Dataset items:
★ ★ ★ ★ ★

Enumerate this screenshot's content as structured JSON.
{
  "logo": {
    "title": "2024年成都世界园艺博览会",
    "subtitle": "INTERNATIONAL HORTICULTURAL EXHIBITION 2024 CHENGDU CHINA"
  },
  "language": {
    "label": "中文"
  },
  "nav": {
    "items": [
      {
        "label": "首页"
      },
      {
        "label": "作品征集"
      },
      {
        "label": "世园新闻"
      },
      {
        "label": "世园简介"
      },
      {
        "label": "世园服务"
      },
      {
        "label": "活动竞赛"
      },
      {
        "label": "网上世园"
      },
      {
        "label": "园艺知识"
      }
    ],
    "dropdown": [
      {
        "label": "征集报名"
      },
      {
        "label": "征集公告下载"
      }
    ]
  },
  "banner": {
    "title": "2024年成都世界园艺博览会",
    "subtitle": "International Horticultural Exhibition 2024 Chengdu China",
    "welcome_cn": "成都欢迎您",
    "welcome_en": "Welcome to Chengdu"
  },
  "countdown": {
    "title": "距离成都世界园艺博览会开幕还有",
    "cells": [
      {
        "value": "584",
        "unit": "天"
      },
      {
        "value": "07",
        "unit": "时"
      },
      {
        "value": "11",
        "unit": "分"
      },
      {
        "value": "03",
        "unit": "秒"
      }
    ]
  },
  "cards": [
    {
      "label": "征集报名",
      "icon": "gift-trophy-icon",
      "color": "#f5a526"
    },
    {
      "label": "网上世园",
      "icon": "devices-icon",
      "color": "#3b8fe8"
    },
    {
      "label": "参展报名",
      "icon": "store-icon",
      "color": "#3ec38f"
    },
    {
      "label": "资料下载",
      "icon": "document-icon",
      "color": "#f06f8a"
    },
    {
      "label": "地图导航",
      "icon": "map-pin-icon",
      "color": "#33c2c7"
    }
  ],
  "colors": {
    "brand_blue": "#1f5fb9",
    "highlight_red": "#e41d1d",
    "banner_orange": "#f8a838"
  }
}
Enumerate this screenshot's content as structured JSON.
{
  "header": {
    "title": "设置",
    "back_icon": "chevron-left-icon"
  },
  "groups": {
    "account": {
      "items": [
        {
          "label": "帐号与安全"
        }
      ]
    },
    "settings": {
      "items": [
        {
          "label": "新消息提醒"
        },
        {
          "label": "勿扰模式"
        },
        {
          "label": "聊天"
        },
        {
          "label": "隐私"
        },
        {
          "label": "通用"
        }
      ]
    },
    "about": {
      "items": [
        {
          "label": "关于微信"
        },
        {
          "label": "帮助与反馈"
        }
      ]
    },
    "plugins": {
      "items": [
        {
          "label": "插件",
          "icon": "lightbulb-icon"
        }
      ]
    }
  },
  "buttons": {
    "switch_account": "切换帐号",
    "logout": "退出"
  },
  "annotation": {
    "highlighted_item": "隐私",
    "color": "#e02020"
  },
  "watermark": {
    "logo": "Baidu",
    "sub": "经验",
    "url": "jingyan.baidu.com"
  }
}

★ ★ ★ ★ ★

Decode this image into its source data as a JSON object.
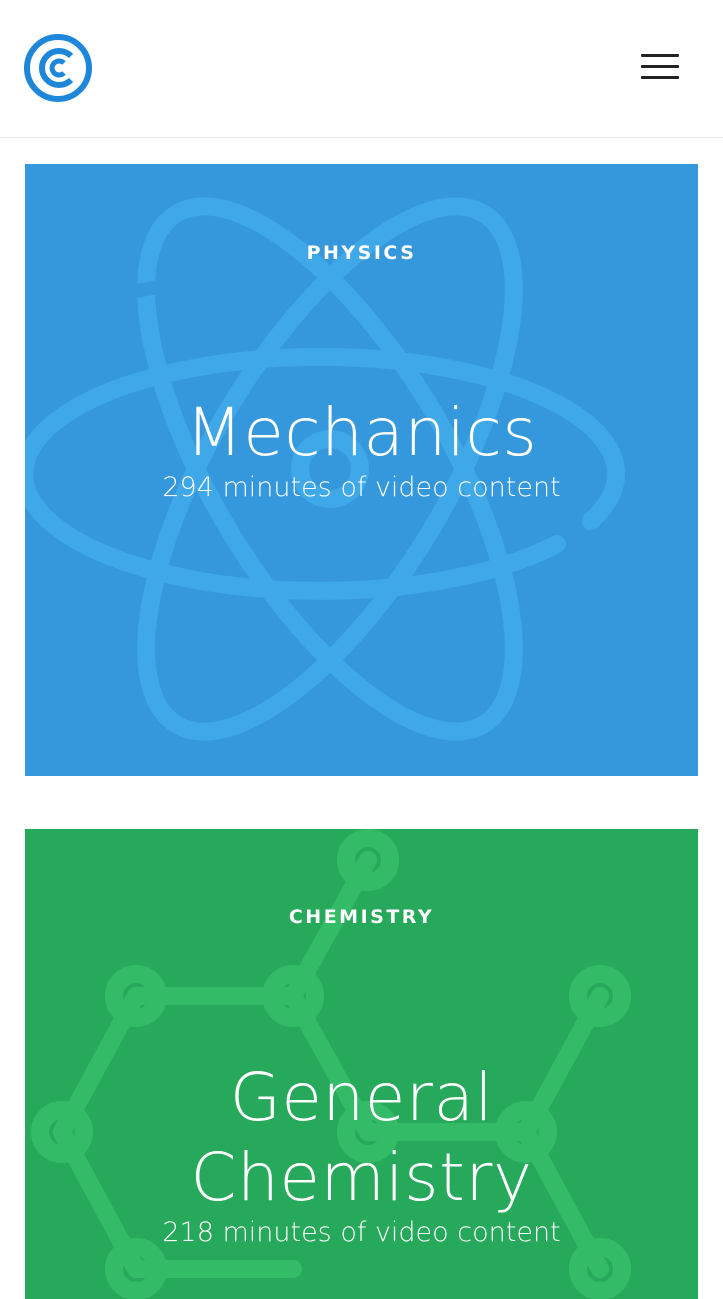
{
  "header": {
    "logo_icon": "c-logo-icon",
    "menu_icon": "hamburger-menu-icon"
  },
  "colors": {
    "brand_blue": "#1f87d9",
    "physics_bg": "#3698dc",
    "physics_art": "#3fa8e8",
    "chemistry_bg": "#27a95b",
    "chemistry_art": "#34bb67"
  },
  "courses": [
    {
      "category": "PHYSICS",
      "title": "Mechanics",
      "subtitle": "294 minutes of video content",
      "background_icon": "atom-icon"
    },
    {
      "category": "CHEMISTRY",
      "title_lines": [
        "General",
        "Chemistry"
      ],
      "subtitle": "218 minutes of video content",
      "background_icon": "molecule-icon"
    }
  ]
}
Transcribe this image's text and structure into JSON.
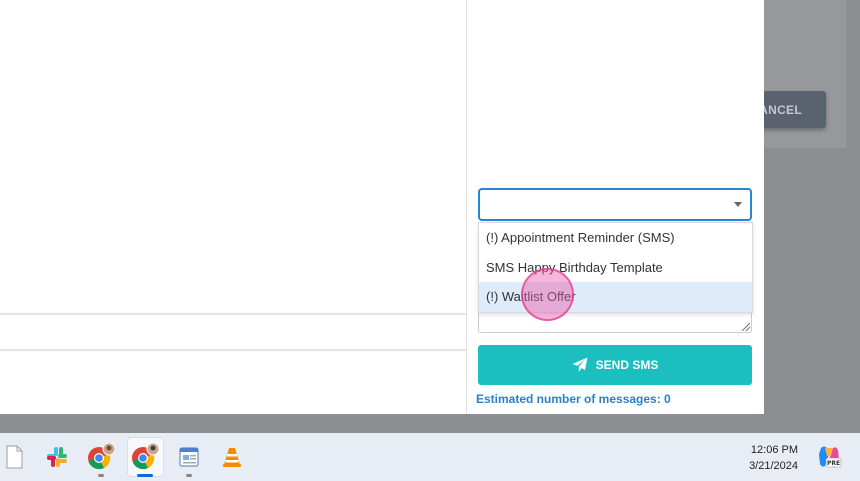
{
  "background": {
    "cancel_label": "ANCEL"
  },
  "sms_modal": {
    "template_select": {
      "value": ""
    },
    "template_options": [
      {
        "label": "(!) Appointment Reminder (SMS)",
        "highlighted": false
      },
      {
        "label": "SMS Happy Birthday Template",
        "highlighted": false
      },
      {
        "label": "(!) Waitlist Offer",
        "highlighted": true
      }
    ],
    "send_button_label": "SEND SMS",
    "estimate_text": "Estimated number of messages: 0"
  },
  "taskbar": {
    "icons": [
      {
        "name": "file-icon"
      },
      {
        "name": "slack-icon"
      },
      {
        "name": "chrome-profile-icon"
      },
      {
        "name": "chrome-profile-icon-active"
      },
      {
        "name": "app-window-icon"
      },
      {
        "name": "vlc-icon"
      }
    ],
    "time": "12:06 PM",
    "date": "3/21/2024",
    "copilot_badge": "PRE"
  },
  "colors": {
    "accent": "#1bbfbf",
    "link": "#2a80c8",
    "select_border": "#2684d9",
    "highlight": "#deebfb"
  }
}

★ ★ ★ ★ ★

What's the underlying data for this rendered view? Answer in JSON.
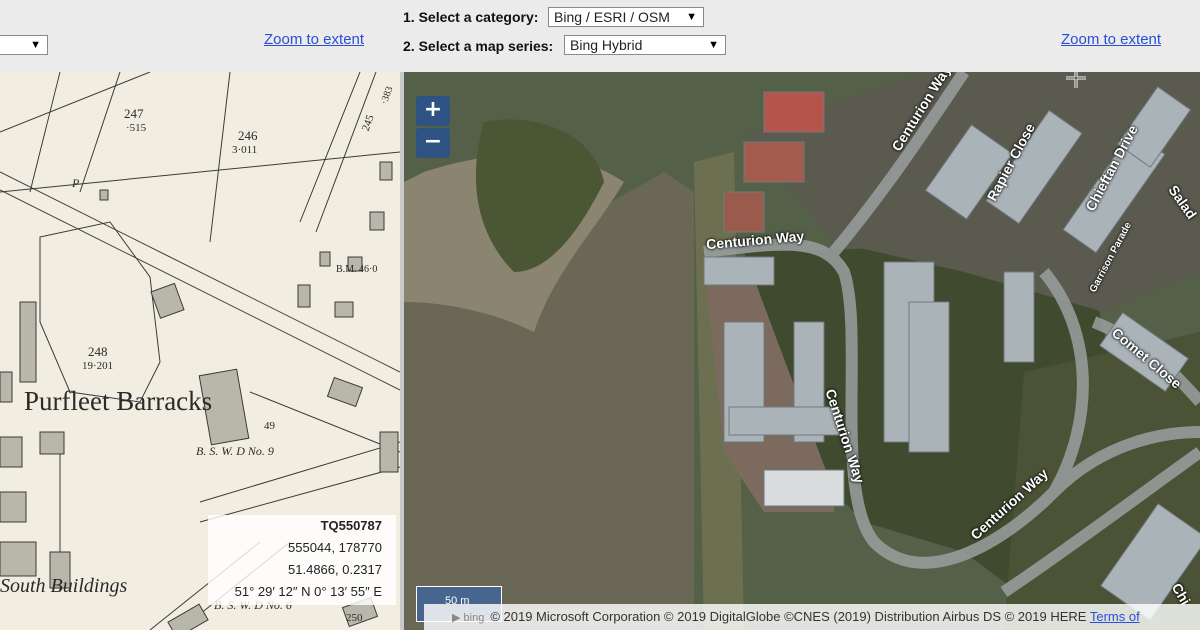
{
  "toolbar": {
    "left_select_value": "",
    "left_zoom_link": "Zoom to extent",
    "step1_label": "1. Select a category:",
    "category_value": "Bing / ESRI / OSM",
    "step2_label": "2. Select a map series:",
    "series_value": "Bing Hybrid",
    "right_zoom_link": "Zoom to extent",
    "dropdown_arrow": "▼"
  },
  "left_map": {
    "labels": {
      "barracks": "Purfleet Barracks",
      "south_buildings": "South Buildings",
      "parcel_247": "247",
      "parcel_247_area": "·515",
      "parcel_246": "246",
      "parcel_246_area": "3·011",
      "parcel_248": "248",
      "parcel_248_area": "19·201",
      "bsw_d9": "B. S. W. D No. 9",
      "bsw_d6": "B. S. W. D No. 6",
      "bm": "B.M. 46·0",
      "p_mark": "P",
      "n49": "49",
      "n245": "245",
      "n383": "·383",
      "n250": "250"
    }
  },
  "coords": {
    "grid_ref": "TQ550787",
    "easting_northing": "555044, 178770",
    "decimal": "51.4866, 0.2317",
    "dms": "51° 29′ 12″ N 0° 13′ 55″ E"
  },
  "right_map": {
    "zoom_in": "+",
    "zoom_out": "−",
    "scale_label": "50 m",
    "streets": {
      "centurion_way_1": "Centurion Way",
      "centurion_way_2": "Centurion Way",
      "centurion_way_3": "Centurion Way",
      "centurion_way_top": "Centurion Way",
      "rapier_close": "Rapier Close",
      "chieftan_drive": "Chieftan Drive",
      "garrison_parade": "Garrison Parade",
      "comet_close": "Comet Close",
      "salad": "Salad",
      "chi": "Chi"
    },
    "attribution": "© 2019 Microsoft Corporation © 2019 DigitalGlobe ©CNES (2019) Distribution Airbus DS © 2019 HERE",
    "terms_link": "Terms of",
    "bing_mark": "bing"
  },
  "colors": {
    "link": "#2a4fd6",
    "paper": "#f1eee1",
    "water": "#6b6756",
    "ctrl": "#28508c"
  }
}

★ ★ ★ ★ ★

Prompt:
Lines of the material that contain the word "JSON" are to be gathered.

Answer for the task:
Enumerate this screenshot's content as structured JSON.
Enumerate this screenshot's content as structured JSON.
Decode this image into its source data as a JSON object.
Transcribe this image's text and structure into JSON.
What's the underlying data for this rendered view? Answer in JSON.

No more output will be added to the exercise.